**** Entradas da tarefa ****
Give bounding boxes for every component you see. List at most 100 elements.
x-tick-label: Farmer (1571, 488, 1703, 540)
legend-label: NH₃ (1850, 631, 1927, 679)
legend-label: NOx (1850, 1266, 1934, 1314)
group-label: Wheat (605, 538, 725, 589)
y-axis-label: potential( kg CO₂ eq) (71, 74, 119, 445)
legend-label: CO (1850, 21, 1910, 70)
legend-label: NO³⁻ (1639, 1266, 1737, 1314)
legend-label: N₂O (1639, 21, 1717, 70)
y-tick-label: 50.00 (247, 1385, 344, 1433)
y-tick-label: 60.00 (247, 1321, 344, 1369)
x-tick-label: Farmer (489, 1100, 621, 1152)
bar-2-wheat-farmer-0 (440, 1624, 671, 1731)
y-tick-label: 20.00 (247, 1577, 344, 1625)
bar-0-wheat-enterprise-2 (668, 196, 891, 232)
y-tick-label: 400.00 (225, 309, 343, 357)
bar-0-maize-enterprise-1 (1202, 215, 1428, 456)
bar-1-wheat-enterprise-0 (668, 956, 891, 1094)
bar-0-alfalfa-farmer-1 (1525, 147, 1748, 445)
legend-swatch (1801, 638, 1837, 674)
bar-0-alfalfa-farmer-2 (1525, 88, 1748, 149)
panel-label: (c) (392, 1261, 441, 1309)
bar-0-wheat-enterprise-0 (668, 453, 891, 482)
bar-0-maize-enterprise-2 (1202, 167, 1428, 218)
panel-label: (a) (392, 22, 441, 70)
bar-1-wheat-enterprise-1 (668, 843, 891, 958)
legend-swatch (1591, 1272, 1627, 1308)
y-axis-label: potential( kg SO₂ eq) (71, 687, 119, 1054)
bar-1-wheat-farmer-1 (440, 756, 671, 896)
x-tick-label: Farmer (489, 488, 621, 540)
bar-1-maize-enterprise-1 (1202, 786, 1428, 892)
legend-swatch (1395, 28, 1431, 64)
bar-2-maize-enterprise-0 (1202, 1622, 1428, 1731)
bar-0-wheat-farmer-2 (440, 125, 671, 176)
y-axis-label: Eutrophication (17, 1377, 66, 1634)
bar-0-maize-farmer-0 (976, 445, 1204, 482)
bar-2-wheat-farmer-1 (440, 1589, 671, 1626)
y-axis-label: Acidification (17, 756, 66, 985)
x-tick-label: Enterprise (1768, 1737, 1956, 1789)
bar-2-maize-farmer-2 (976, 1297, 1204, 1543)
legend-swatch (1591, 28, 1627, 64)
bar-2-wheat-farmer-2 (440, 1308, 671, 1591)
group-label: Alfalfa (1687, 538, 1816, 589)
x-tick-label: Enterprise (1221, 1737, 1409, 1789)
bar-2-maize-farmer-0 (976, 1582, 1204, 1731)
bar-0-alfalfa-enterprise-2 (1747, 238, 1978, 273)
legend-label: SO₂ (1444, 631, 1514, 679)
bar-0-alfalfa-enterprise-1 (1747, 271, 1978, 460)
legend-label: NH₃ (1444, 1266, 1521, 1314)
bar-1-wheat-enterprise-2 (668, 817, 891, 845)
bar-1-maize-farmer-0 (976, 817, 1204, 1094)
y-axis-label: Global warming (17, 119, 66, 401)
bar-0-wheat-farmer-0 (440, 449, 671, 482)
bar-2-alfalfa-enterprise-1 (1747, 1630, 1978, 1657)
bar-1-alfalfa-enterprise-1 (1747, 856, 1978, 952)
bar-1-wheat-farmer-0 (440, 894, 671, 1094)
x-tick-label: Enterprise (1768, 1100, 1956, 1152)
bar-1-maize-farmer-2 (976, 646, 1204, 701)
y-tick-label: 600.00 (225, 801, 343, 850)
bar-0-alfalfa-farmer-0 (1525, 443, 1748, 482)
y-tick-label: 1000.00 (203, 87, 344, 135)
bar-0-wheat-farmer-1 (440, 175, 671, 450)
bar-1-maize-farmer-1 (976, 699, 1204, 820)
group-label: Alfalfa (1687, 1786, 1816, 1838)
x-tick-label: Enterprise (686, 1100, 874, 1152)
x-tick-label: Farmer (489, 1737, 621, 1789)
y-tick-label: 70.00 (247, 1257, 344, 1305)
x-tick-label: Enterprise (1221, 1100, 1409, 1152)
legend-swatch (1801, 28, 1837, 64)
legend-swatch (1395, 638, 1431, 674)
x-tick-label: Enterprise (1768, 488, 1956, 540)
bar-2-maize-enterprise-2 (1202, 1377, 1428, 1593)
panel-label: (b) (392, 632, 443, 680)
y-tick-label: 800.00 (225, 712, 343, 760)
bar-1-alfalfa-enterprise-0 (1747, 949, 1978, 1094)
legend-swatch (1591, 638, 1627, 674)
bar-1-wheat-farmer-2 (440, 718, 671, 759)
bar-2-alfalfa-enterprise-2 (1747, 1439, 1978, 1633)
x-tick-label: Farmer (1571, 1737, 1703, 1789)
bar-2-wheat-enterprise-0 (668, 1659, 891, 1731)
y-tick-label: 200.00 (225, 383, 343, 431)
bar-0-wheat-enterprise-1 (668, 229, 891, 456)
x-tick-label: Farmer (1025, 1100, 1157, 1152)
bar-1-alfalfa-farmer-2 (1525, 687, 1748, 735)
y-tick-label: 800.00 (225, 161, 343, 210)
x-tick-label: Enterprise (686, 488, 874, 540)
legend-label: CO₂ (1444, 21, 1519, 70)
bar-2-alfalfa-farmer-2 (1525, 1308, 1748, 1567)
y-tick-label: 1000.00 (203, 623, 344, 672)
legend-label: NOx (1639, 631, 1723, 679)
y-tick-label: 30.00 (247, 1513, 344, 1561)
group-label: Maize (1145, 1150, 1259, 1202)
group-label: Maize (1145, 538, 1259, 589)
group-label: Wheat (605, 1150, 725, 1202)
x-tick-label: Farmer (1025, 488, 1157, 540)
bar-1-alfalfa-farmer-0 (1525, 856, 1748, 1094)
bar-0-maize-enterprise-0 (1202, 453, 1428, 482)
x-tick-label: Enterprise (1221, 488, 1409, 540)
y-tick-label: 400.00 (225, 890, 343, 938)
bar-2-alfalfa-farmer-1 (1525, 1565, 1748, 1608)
****
> _Tarefa proposta_: Redigite fielmente as entradas desde o início até a linha que contém "x-tick-label: Farmer (489, 1100, 621, 1152)", incluindo essa linha.

> _Resposta da tarefa_:
Give bounding boxes for every component you see. List at most 100 elements.
x-tick-label: Farmer (1571, 488, 1703, 540)
legend-label: NH₃ (1850, 631, 1927, 679)
legend-label: NOx (1850, 1266, 1934, 1314)
group-label: Wheat (605, 538, 725, 589)
y-axis-label: potential( kg CO₂ eq) (71, 74, 119, 445)
legend-label: CO (1850, 21, 1910, 70)
legend-label: NO³⁻ (1639, 1266, 1737, 1314)
legend-label: N₂O (1639, 21, 1717, 70)
y-tick-label: 50.00 (247, 1385, 344, 1433)
y-tick-label: 60.00 (247, 1321, 344, 1369)
x-tick-label: Farmer (489, 1100, 621, 1152)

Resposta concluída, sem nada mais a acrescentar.